THE RECORDS:
*-*-*

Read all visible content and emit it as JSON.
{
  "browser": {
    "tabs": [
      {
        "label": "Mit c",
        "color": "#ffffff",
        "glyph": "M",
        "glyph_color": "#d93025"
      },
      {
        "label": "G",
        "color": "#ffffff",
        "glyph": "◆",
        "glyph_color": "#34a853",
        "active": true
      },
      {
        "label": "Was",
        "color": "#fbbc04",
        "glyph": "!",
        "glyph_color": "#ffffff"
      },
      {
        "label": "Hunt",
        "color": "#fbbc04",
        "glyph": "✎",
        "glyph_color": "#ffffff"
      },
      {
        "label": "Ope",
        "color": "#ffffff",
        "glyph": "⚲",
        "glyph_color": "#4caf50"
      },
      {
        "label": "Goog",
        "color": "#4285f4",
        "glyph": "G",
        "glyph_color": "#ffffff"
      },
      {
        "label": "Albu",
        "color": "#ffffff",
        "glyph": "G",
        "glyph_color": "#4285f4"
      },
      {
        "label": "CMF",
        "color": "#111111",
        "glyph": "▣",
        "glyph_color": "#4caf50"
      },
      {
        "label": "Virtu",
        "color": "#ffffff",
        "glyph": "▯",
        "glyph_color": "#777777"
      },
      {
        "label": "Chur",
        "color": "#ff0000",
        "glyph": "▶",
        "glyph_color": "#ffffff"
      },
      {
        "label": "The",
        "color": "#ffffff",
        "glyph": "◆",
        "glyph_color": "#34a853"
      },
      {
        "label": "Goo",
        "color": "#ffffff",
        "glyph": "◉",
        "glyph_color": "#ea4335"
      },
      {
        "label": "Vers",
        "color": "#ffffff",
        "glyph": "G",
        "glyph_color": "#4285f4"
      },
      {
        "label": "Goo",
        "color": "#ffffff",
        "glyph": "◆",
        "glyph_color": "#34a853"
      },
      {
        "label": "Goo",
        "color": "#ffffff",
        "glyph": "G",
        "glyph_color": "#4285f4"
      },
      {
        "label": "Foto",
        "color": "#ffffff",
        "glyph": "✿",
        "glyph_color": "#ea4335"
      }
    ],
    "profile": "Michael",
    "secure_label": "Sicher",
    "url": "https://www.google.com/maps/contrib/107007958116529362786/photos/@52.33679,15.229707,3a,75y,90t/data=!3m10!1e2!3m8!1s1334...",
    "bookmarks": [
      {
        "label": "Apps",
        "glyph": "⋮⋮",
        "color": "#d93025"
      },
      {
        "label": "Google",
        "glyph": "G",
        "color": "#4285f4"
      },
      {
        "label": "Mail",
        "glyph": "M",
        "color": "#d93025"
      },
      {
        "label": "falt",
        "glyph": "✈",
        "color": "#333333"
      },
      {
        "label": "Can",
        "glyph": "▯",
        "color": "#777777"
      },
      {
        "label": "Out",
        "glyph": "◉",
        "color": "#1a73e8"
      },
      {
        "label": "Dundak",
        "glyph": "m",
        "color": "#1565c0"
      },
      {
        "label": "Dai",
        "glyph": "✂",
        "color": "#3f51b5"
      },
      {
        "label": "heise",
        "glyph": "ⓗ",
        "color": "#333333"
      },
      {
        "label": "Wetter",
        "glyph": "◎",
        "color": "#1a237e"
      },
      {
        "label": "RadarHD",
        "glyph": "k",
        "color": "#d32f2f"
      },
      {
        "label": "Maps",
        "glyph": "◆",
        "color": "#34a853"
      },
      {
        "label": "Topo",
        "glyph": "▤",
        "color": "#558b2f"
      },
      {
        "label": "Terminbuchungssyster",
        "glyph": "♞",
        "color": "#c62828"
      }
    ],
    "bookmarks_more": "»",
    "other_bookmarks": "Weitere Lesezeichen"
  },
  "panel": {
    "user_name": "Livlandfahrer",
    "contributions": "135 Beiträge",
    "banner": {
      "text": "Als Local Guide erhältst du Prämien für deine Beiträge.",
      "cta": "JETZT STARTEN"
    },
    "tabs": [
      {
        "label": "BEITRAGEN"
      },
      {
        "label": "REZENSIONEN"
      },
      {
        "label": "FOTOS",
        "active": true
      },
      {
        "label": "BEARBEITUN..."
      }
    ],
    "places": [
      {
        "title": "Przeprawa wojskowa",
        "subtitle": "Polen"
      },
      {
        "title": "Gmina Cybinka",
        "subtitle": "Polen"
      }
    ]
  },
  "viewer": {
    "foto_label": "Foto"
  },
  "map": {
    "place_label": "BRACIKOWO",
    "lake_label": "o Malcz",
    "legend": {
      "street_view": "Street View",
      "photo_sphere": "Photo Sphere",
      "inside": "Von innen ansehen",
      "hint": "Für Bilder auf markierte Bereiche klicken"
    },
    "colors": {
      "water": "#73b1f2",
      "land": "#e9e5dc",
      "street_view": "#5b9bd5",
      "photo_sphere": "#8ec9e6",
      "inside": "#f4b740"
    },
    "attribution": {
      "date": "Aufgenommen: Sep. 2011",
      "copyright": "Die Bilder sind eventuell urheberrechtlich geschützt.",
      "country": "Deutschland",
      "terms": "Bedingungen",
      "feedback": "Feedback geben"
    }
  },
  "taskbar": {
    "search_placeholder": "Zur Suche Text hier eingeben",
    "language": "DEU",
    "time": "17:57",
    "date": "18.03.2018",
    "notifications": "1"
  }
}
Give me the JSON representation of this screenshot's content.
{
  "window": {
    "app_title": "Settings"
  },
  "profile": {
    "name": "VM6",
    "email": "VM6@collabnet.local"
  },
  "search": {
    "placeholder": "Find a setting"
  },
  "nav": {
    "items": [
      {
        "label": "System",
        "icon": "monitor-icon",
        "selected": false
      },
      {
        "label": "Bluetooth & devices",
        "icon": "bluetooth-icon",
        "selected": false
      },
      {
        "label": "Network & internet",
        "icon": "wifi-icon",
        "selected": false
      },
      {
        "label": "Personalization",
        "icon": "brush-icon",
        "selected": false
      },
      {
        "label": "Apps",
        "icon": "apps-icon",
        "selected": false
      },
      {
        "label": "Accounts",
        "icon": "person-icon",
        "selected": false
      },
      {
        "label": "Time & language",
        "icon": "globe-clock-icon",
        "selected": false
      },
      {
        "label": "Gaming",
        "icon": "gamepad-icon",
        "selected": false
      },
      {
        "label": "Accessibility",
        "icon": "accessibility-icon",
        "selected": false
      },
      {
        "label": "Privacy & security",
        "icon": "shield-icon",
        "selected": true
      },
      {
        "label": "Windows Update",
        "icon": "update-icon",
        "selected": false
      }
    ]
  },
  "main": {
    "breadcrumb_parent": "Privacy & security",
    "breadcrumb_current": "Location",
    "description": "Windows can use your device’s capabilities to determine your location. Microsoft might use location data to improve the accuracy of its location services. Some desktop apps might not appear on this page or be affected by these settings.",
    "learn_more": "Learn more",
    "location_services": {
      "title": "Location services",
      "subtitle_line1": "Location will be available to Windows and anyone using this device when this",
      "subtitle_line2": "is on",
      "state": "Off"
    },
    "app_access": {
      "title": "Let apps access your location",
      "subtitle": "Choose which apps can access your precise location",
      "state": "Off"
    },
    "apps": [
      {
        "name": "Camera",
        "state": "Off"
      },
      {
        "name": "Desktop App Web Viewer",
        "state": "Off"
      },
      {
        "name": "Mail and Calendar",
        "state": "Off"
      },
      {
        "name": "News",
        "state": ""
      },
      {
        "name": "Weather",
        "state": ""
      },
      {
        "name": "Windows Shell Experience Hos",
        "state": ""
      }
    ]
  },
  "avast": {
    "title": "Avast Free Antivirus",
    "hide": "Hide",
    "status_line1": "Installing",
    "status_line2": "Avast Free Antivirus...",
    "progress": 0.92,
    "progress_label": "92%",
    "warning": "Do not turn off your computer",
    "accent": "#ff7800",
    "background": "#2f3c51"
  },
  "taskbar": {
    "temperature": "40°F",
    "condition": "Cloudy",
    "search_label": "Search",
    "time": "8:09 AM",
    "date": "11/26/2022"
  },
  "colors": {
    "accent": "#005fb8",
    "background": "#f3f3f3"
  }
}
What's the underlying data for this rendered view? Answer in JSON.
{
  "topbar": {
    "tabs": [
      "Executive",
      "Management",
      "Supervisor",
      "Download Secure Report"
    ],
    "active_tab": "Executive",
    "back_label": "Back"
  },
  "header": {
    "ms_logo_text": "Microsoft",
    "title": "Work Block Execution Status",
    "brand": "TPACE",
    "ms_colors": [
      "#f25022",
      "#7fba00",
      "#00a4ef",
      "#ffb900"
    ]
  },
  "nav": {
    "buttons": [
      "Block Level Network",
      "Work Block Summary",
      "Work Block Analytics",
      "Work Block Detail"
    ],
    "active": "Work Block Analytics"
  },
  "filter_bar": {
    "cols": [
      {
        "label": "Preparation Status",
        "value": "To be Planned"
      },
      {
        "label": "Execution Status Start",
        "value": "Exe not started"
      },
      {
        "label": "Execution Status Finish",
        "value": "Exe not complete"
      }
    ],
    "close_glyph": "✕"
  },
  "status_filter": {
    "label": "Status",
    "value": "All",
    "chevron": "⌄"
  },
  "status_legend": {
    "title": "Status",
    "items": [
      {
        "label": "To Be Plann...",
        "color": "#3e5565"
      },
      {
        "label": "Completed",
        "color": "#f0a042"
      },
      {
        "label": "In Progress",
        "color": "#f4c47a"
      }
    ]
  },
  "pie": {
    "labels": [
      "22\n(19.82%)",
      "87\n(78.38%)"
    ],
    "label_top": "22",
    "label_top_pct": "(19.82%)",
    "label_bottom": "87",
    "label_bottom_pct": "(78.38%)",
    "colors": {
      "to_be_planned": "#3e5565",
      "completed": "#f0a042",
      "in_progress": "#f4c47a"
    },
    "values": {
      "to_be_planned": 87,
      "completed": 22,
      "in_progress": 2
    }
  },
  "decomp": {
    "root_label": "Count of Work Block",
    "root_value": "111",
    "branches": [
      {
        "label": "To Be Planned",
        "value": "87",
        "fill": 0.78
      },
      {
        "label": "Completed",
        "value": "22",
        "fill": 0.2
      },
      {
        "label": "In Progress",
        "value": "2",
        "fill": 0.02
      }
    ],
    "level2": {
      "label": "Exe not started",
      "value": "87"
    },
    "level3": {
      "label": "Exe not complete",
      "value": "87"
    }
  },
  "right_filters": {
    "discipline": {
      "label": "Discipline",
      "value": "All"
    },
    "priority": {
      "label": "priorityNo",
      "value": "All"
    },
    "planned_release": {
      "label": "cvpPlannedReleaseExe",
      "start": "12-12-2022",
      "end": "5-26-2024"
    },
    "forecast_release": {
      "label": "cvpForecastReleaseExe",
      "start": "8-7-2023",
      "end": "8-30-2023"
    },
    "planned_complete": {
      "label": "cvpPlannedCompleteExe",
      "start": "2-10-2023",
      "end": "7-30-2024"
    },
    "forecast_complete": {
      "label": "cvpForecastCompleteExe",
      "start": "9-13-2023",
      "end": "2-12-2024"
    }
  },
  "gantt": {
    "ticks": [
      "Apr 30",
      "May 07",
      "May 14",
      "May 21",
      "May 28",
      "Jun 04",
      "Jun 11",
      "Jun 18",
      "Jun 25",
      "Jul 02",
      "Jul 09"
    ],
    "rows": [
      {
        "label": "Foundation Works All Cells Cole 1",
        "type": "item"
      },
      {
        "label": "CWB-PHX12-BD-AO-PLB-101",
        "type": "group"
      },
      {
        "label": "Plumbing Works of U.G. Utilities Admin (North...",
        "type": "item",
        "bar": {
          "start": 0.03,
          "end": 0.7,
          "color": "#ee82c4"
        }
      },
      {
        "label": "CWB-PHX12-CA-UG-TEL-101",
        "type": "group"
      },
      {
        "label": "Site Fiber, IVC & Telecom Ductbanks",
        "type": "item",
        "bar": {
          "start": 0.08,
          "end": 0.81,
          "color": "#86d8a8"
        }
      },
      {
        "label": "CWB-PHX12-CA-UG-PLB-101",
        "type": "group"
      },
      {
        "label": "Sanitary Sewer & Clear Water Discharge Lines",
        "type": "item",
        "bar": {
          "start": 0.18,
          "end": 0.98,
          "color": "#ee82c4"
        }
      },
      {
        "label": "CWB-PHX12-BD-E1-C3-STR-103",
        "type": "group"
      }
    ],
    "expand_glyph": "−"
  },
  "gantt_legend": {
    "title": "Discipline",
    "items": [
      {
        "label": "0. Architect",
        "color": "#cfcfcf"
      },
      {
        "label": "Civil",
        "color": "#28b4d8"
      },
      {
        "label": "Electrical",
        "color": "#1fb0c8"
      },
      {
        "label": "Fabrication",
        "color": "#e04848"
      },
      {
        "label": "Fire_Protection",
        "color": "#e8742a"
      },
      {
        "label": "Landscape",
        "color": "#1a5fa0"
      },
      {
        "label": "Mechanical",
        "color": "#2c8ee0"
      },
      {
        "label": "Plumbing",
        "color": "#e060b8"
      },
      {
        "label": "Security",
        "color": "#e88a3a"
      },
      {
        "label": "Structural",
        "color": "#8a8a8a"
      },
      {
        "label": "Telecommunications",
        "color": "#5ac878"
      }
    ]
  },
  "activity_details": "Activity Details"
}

*-*-*

Check the entries above for the word "Free" and copy every line where it turns up.

EXERCISE RESULT:
    "title": "Avast Free Antivirus",
    "status_line2": "Avast Free Antivirus...",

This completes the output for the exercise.